● Set exercise: Are you able to quote each entry exactly as written?

*** Supplied entries ***

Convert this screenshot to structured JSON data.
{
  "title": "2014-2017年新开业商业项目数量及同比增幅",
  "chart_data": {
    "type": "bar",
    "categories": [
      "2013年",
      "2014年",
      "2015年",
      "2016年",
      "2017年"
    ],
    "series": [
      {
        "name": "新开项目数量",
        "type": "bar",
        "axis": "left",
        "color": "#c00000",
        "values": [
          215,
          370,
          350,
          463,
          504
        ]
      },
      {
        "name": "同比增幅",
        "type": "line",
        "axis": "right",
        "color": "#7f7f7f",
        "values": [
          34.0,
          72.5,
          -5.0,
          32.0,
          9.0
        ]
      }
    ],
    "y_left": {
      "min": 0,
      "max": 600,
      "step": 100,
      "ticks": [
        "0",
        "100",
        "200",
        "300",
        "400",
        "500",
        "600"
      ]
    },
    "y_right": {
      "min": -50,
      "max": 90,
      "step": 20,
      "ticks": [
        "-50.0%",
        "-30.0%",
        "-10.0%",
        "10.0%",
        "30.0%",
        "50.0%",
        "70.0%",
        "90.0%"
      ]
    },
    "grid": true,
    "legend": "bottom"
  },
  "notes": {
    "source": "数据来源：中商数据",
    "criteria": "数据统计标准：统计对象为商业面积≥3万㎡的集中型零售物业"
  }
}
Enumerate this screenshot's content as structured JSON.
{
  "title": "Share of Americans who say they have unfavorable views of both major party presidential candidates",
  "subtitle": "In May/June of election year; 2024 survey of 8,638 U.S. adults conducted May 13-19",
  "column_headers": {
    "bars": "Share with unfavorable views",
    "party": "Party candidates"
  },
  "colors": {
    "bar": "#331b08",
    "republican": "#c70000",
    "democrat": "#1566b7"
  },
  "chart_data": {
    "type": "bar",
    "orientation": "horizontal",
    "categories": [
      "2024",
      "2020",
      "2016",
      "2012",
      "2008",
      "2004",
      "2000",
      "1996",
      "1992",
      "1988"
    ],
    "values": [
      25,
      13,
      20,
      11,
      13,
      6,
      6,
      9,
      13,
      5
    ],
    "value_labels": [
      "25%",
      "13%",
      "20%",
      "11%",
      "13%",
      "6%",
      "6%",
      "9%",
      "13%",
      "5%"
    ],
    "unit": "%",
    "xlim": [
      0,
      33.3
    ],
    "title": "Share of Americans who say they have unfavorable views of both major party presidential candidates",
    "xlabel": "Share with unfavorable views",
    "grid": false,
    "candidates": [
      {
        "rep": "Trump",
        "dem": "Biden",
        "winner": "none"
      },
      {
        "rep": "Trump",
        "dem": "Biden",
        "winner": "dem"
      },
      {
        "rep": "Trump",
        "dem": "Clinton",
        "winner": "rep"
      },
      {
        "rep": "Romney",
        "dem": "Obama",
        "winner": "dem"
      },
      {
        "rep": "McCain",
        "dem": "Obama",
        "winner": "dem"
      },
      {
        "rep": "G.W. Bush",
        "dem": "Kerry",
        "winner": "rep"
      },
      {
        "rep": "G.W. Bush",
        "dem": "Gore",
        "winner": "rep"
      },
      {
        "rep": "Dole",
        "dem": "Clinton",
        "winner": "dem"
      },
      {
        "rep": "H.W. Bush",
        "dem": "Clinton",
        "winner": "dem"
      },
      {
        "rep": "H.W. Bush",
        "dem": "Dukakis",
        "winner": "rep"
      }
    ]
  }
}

***

● Answer below:
Convert this screenshot to structured JSON data.
{
  "title": "2014-2017年新开业商业项目数量及同比增幅",
  "chart_data": {
    "type": "bar",
    "categories": [
      "2013年",
      "2014年",
      "2015年",
      "2016年",
      "2017年"
    ],
    "series": [
      {
        "name": "新开项目数量",
        "type": "bar",
        "axis": "left",
        "color": "#c00000",
        "values": [
          215,
          370,
          350,
          463,
          504
        ]
      },
      {
        "name": "同比增幅",
        "type": "line",
        "axis": "right",
        "color": "#7f7f7f",
        "values": [
          34.0,
          72.5,
          -5.0,
          32.0,
          9.0
        ]
      }
    ],
    "y_left": {
      "min": 0,
      "max": 600,
      "step": 100,
      "ticks": [
        "0",
        "100",
        "200",
        "300",
        "400",
        "500",
        "600"
      ]
    },
    "y_right": {
      "min": -50,
      "max": 90,
      "step": 20,
      "ticks": [
        "-50.0%",
        "-30.0%",
        "-10.0%",
        "10.0%",
        "30.0%",
        "50.0%",
        "70.0%",
        "90.0%"
      ]
    },
    "grid": true,
    "legend": "bottom"
  },
  "notes": {
    "source": "数据来源：中商数据",
    "criteria": "数据统计标准：统计对象为商业面积≥3万㎡的集中型零售物业"
  }
}
Enumerate this screenshot's content as structured JSON.
{
  "title": "Share of Americans who say they have unfavorable views of both major party presidential candidates",
  "subtitle": "In May/June of election year; 2024 survey of 8,638 U.S. adults conducted May 13-19",
  "column_headers": {
    "bars": "Share with unfavorable views",
    "party": "Party candidates"
  },
  "colors": {
    "bar": "#331b08",
    "republican": "#c70000",
    "democrat": "#1566b7"
  },
  "chart_data": {
    "type": "bar",
    "orientation": "horizontal",
    "categories": [
      "2024",
      "2020",
      "2016",
      "2012",
      "2008",
      "2004",
      "2000",
      "1996",
      "1992",
      "1988"
    ],
    "values": [
      25,
      13,
      20,
      11,
      13,
      6,
      6,
      9,
      13,
      5
    ],
    "value_labels": [
      "25%",
      "13%",
      "20%",
      "11%",
      "13%",
      "6%",
      "6%",
      "9%",
      "13%",
      "5%"
    ],
    "unit": "%",
    "xlim": [
      0,
      33.3
    ],
    "title": "Share of Americans who say they have unfavorable views of both major party presidential candidates",
    "xlabel": "Share with unfavorable views",
    "grid": false,
    "candidates": [
      {
        "rep": "Trump",
        "dem": "Biden",
        "winner": "none"
      },
      {
        "rep": "Trump",
        "dem": "Biden",
        "winner": "dem"
      },
      {
        "rep": "Trump",
        "dem": "Clinton",
        "winner": "rep"
      },
      {
        "rep": "Romney",
        "dem": "Obama",
        "winner": "dem"
      },
      {
        "rep": "McCain",
        "dem": "Obama",
        "winner": "dem"
      },
      {
        "rep": "G.W. Bush",
        "dem": "Kerry",
        "winner": "rep"
      },
      {
        "rep": "G.W. Bush",
        "dem": "Gore",
        "winner": "rep"
      },
      {
        "rep": "Dole",
        "dem": "Clinton",
        "winner": "dem"
      },
      {
        "rep": "H.W. Bush",
        "dem": "Clinton",
        "winner": "dem"
      },
      {
        "rep": "H.W. Bush",
        "dem": "Dukakis",
        "winner": "rep"
      }
    ]
  }
}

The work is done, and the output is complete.